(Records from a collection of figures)
________________

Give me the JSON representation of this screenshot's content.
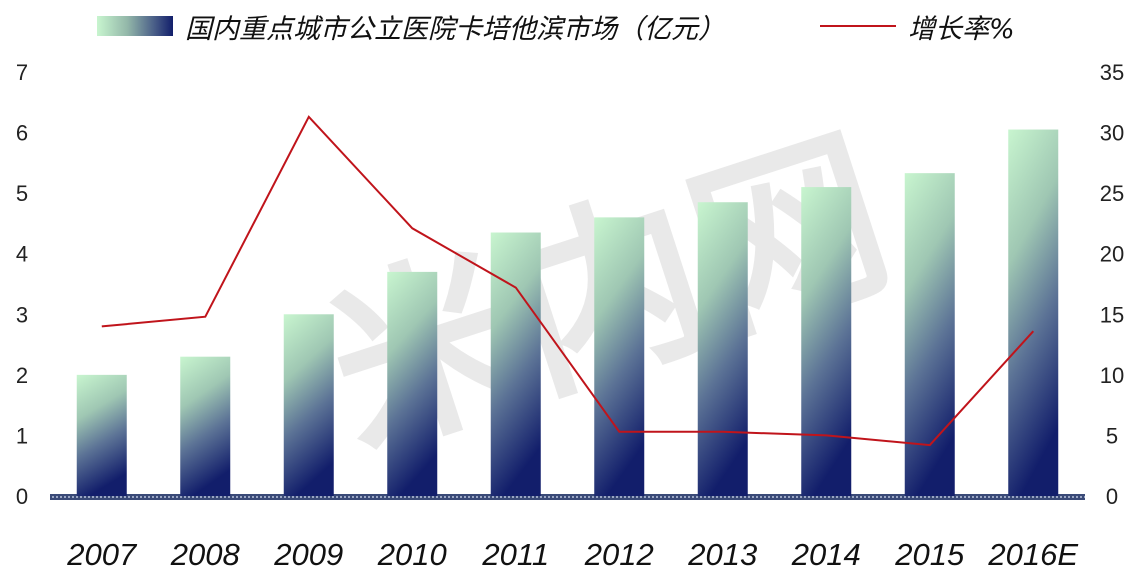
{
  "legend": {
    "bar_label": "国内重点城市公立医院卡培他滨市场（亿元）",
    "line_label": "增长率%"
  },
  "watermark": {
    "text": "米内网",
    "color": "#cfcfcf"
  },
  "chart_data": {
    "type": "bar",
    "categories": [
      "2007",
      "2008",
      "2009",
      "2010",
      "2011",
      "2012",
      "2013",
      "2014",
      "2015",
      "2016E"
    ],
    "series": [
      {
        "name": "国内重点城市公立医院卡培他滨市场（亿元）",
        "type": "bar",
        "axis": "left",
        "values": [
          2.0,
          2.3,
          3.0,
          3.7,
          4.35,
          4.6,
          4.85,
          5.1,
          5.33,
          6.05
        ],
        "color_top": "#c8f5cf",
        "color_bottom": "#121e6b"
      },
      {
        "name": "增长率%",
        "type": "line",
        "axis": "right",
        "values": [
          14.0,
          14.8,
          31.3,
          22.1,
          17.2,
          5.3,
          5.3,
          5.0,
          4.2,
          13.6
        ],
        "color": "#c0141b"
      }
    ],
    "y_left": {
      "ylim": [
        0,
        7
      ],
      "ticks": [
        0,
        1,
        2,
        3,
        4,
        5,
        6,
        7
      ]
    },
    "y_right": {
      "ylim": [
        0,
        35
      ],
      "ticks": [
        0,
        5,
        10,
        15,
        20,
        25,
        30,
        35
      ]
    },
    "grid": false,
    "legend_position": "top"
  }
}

________________

Copy out all the data exactly; skip the pictures.

Give me the JSON representation of this screenshot's content.
{
  "legend": {
    "bar_label": "国内重点城市公立医院卡培他滨市场（亿元）",
    "line_label": "增长率%"
  },
  "watermark": {
    "text": "米内网",
    "color": "#cfcfcf"
  },
  "chart_data": {
    "type": "bar",
    "categories": [
      "2007",
      "2008",
      "2009",
      "2010",
      "2011",
      "2012",
      "2013",
      "2014",
      "2015",
      "2016E"
    ],
    "series": [
      {
        "name": "国内重点城市公立医院卡培他滨市场（亿元）",
        "type": "bar",
        "axis": "left",
        "values": [
          2.0,
          2.3,
          3.0,
          3.7,
          4.35,
          4.6,
          4.85,
          5.1,
          5.33,
          6.05
        ],
        "color_top": "#c8f5cf",
        "color_bottom": "#121e6b"
      },
      {
        "name": "增长率%",
        "type": "line",
        "axis": "right",
        "values": [
          14.0,
          14.8,
          31.3,
          22.1,
          17.2,
          5.3,
          5.3,
          5.0,
          4.2,
          13.6
        ],
        "color": "#c0141b"
      }
    ],
    "y_left": {
      "ylim": [
        0,
        7
      ],
      "ticks": [
        0,
        1,
        2,
        3,
        4,
        5,
        6,
        7
      ]
    },
    "y_right": {
      "ylim": [
        0,
        35
      ],
      "ticks": [
        0,
        5,
        10,
        15,
        20,
        25,
        30,
        35
      ]
    },
    "grid": false,
    "legend_position": "top"
  }
}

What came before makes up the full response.